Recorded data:
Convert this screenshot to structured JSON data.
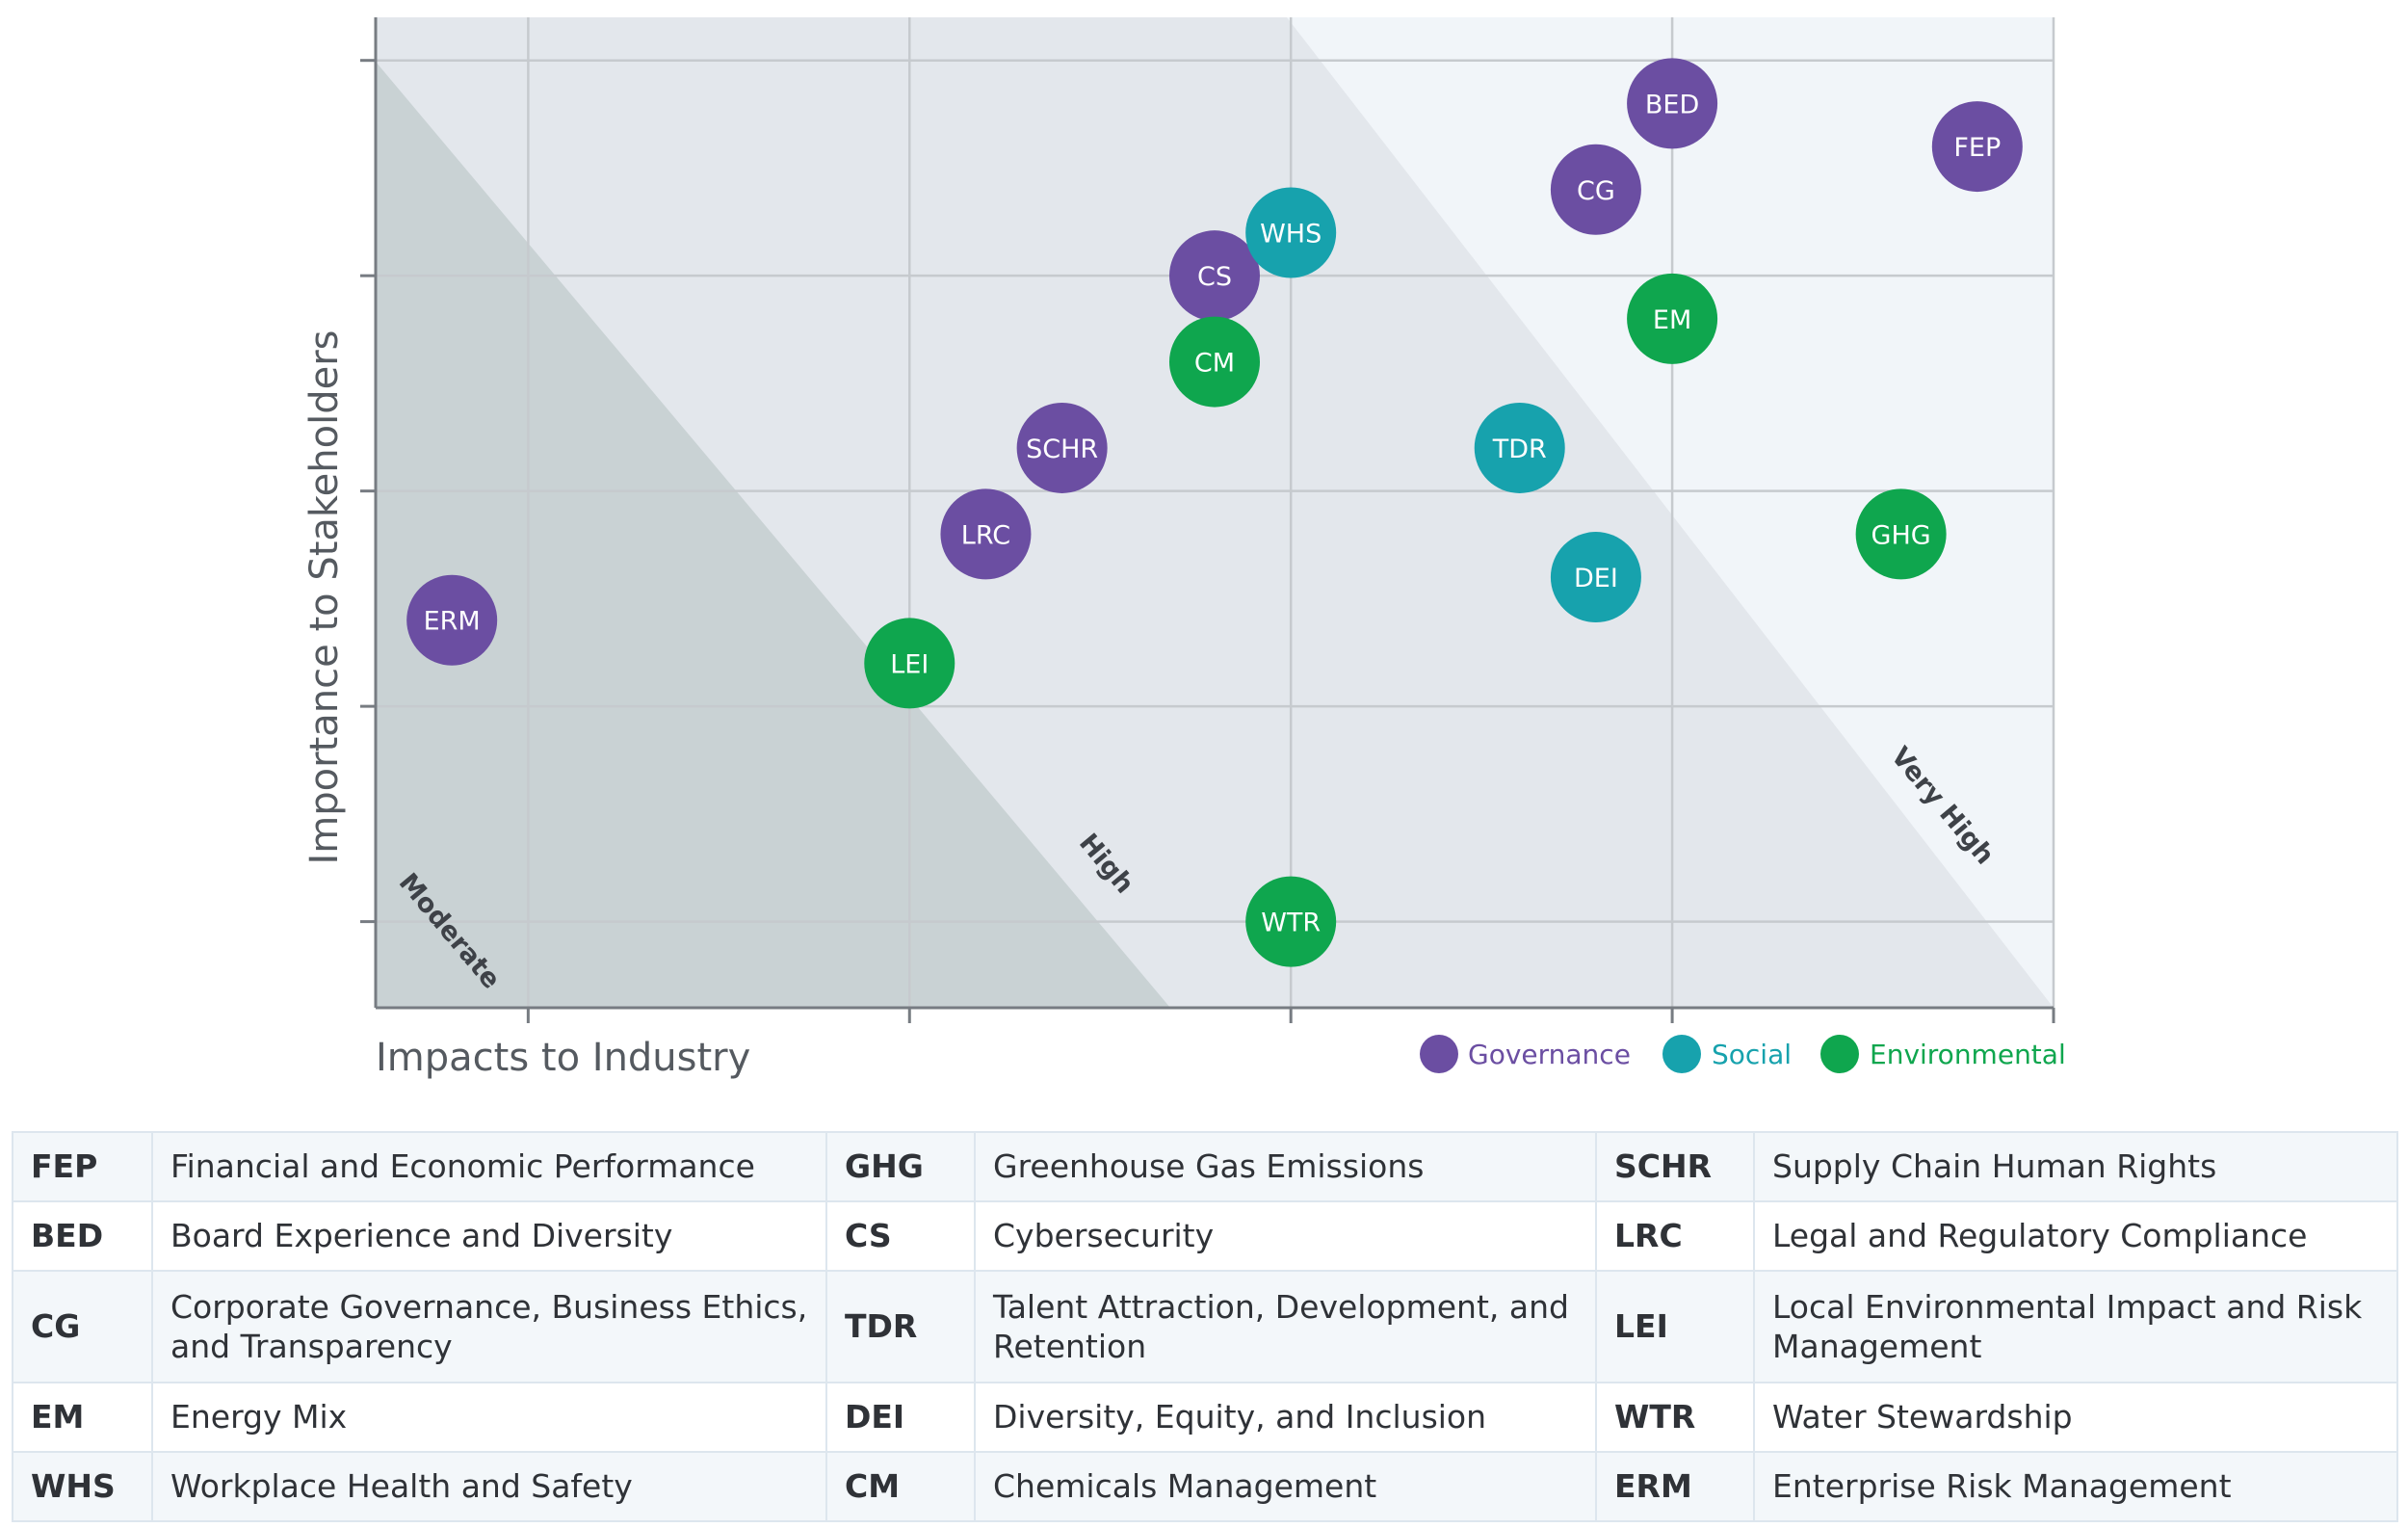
{
  "chart_data": {
    "type": "scatter",
    "xlabel": "Impacts to Industry",
    "ylabel": "Importance to Stakeholders",
    "xlim": [
      0,
      4.4
    ],
    "ylim": [
      0,
      4.6
    ],
    "grid": true,
    "zones": [
      "Moderate",
      "High",
      "Very High"
    ],
    "legend_position": "bottom-right",
    "series": [
      {
        "name": "Governance",
        "color": "#6b4ea2",
        "points": [
          {
            "label": "BED",
            "x": 3.4,
            "y": 4.2
          },
          {
            "label": "FEP",
            "x": 4.2,
            "y": 4.0
          },
          {
            "label": "CG",
            "x": 3.2,
            "y": 3.8
          },
          {
            "label": "CS",
            "x": 2.2,
            "y": 3.4
          },
          {
            "label": "SCHR",
            "x": 1.8,
            "y": 2.6
          },
          {
            "label": "LRC",
            "x": 1.6,
            "y": 2.2
          },
          {
            "label": "ERM",
            "x": 0.2,
            "y": 1.8
          }
        ]
      },
      {
        "name": "Social",
        "color": "#17a2ad",
        "points": [
          {
            "label": "WHS",
            "x": 2.4,
            "y": 3.6
          },
          {
            "label": "TDR",
            "x": 3.0,
            "y": 2.6
          },
          {
            "label": "DEI",
            "x": 3.2,
            "y": 2.0
          }
        ]
      },
      {
        "name": "Environmental",
        "color": "#0fa64e",
        "points": [
          {
            "label": "EM",
            "x": 3.4,
            "y": 3.2
          },
          {
            "label": "CM",
            "x": 2.2,
            "y": 3.0
          },
          {
            "label": "GHG",
            "x": 4.0,
            "y": 2.2
          },
          {
            "label": "LEI",
            "x": 1.4,
            "y": 1.6
          },
          {
            "label": "WTR",
            "x": 2.4,
            "y": 0.4
          }
        ]
      }
    ]
  },
  "legend": {
    "items": [
      {
        "label": "Governance",
        "color": "#6b4ea2"
      },
      {
        "label": "Social",
        "color": "#17a2ad"
      },
      {
        "label": "Environmental",
        "color": "#0fa64e"
      }
    ]
  },
  "definitions": {
    "rows": [
      [
        {
          "abbr": "FEP",
          "name": "Financial and Economic Performance"
        },
        {
          "abbr": "GHG",
          "name": "Greenhouse Gas Emissions"
        },
        {
          "abbr": "SCHR",
          "name": "Supply Chain Human Rights"
        }
      ],
      [
        {
          "abbr": "BED",
          "name": "Board Experience and Diversity"
        },
        {
          "abbr": "CS",
          "name": "Cybersecurity"
        },
        {
          "abbr": "LRC",
          "name": "Legal and Regulatory Compliance"
        }
      ],
      [
        {
          "abbr": "CG",
          "name": "Corporate Governance, Business Ethics, and Transparency"
        },
        {
          "abbr": "TDR",
          "name": "Talent Attraction, Development, and Retention"
        },
        {
          "abbr": "LEI",
          "name": "Local Environmental Impact and Risk Management"
        }
      ],
      [
        {
          "abbr": "EM",
          "name": "Energy Mix"
        },
        {
          "abbr": "DEI",
          "name": "Diversity, Equity, and Inclusion"
        },
        {
          "abbr": "WTR",
          "name": "Water Stewardship"
        }
      ],
      [
        {
          "abbr": "WHS",
          "name": "Workplace Health and Safety"
        },
        {
          "abbr": "CM",
          "name": "Chemicals Management"
        },
        {
          "abbr": "ERM",
          "name": "Enterprise Risk Management"
        }
      ]
    ]
  }
}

Your task
Copy the material shown above in full and exactly. Skip the pictures.

Solution for this task
Convert this screenshot to structured JSON data.
{
  "chart_data": {
    "type": "scatter",
    "xlabel": "Impacts to Industry",
    "ylabel": "Importance to Stakeholders",
    "xlim": [
      0,
      4.4
    ],
    "ylim": [
      0,
      4.6
    ],
    "grid": true,
    "zones": [
      "Moderate",
      "High",
      "Very High"
    ],
    "legend_position": "bottom-right",
    "series": [
      {
        "name": "Governance",
        "color": "#6b4ea2",
        "points": [
          {
            "label": "BED",
            "x": 3.4,
            "y": 4.2
          },
          {
            "label": "FEP",
            "x": 4.2,
            "y": 4.0
          },
          {
            "label": "CG",
            "x": 3.2,
            "y": 3.8
          },
          {
            "label": "CS",
            "x": 2.2,
            "y": 3.4
          },
          {
            "label": "SCHR",
            "x": 1.8,
            "y": 2.6
          },
          {
            "label": "LRC",
            "x": 1.6,
            "y": 2.2
          },
          {
            "label": "ERM",
            "x": 0.2,
            "y": 1.8
          }
        ]
      },
      {
        "name": "Social",
        "color": "#17a2ad",
        "points": [
          {
            "label": "WHS",
            "x": 2.4,
            "y": 3.6
          },
          {
            "label": "TDR",
            "x": 3.0,
            "y": 2.6
          },
          {
            "label": "DEI",
            "x": 3.2,
            "y": 2.0
          }
        ]
      },
      {
        "name": "Environmental",
        "color": "#0fa64e",
        "points": [
          {
            "label": "EM",
            "x": 3.4,
            "y": 3.2
          },
          {
            "label": "CM",
            "x": 2.2,
            "y": 3.0
          },
          {
            "label": "GHG",
            "x": 4.0,
            "y": 2.2
          },
          {
            "label": "LEI",
            "x": 1.4,
            "y": 1.6
          },
          {
            "label": "WTR",
            "x": 2.4,
            "y": 0.4
          }
        ]
      }
    ]
  },
  "legend": {
    "items": [
      {
        "label": "Governance",
        "color": "#6b4ea2"
      },
      {
        "label": "Social",
        "color": "#17a2ad"
      },
      {
        "label": "Environmental",
        "color": "#0fa64e"
      }
    ]
  },
  "definitions": {
    "rows": [
      [
        {
          "abbr": "FEP",
          "name": "Financial and Economic Performance"
        },
        {
          "abbr": "GHG",
          "name": "Greenhouse Gas Emissions"
        },
        {
          "abbr": "SCHR",
          "name": "Supply Chain Human Rights"
        }
      ],
      [
        {
          "abbr": "BED",
          "name": "Board Experience and Diversity"
        },
        {
          "abbr": "CS",
          "name": "Cybersecurity"
        },
        {
          "abbr": "LRC",
          "name": "Legal and Regulatory Compliance"
        }
      ],
      [
        {
          "abbr": "CG",
          "name": "Corporate Governance, Business Ethics, and Transparency"
        },
        {
          "abbr": "TDR",
          "name": "Talent Attraction, Development, and Retention"
        },
        {
          "abbr": "LEI",
          "name": "Local Environmental Impact and Risk Management"
        }
      ],
      [
        {
          "abbr": "EM",
          "name": "Energy Mix"
        },
        {
          "abbr": "DEI",
          "name": "Diversity, Equity, and Inclusion"
        },
        {
          "abbr": "WTR",
          "name": "Water Stewardship"
        }
      ],
      [
        {
          "abbr": "WHS",
          "name": "Workplace Health and Safety"
        },
        {
          "abbr": "CM",
          "name": "Chemicals Management"
        },
        {
          "abbr": "ERM",
          "name": "Enterprise Risk Management"
        }
      ]
    ]
  }
}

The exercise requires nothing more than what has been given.